#### Instructions for the task:
Transcribe the records below exactly.

--- begin ---

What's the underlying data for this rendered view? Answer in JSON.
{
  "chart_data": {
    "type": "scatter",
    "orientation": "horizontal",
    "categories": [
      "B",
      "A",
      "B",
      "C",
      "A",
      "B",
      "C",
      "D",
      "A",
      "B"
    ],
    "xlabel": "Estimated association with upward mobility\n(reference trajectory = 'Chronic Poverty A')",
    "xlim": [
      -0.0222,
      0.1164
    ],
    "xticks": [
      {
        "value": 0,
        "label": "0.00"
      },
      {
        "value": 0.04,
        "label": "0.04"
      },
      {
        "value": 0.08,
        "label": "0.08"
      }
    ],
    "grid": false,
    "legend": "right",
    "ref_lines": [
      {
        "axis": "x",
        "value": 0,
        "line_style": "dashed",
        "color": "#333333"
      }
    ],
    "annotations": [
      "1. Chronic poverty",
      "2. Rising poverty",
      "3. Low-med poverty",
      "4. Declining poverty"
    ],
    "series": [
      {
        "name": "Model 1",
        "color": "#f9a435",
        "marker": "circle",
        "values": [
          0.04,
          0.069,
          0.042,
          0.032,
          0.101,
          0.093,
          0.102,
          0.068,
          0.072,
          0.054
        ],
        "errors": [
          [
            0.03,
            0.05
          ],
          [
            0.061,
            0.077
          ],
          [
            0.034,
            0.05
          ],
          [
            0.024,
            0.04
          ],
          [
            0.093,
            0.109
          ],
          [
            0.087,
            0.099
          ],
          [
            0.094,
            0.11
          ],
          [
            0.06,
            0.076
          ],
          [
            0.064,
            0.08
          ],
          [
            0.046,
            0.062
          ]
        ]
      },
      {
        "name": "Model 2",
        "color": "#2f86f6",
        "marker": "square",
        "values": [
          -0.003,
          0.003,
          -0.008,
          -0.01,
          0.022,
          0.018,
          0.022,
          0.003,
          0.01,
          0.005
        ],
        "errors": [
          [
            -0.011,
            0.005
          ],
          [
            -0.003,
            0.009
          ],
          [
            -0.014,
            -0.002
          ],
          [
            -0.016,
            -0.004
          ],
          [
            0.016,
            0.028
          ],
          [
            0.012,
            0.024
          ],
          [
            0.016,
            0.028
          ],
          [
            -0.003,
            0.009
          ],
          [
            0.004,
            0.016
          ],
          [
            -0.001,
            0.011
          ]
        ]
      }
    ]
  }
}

--- end ---

#### Final answer:
What's the underlying data for this rendered view? Answer in JSON.
{
  "chart_data": {
    "type": "scatter",
    "orientation": "horizontal",
    "categories": [
      "B",
      "A",
      "B",
      "C",
      "A",
      "B",
      "C",
      "D",
      "A",
      "B"
    ],
    "xlabel": "Estimated association with upward mobility\n(reference trajectory = 'Chronic Poverty A')",
    "xlim": [
      -0.0222,
      0.1164
    ],
    "xticks": [
      {
        "value": 0,
        "label": "0.00"
      },
      {
        "value": 0.04,
        "label": "0.04"
      },
      {
        "value": 0.08,
        "label": "0.08"
      }
    ],
    "grid": false,
    "legend": "right",
    "ref_lines": [
      {
        "axis": "x",
        "value": 0,
        "line_style": "dashed",
        "color": "#333333"
      }
    ],
    "annotations": [
      "1. Chronic poverty",
      "2. Rising poverty",
      "3. Low-med poverty",
      "4. Declining poverty"
    ],
    "series": [
      {
        "name": "Model 1",
        "color": "#f9a435",
        "marker": "circle",
        "values": [
          0.04,
          0.069,
          0.042,
          0.032,
          0.101,
          0.093,
          0.102,
          0.068,
          0.072,
          0.054
        ],
        "errors": [
          [
            0.03,
            0.05
          ],
          [
            0.061,
            0.077
          ],
          [
            0.034,
            0.05
          ],
          [
            0.024,
            0.04
          ],
          [
            0.093,
            0.109
          ],
          [
            0.087,
            0.099
          ],
          [
            0.094,
            0.11
          ],
          [
            0.06,
            0.076
          ],
          [
            0.064,
            0.08
          ],
          [
            0.046,
            0.062
          ]
        ]
      },
      {
        "name": "Model 2",
        "color": "#2f86f6",
        "marker": "square",
        "values": [
          -0.003,
          0.003,
          -0.008,
          -0.01,
          0.022,
          0.018,
          0.022,
          0.003,
          0.01,
          0.005
        ],
        "errors": [
          [
            -0.011,
            0.005
          ],
          [
            -0.003,
            0.009
          ],
          [
            -0.014,
            -0.002
          ],
          [
            -0.016,
            -0.004
          ],
          [
            0.016,
            0.028
          ],
          [
            0.012,
            0.024
          ],
          [
            0.016,
            0.028
          ],
          [
            -0.003,
            0.009
          ],
          [
            0.004,
            0.016
          ],
          [
            -0.001,
            0.011
          ]
        ]
      }
    ]
  }
}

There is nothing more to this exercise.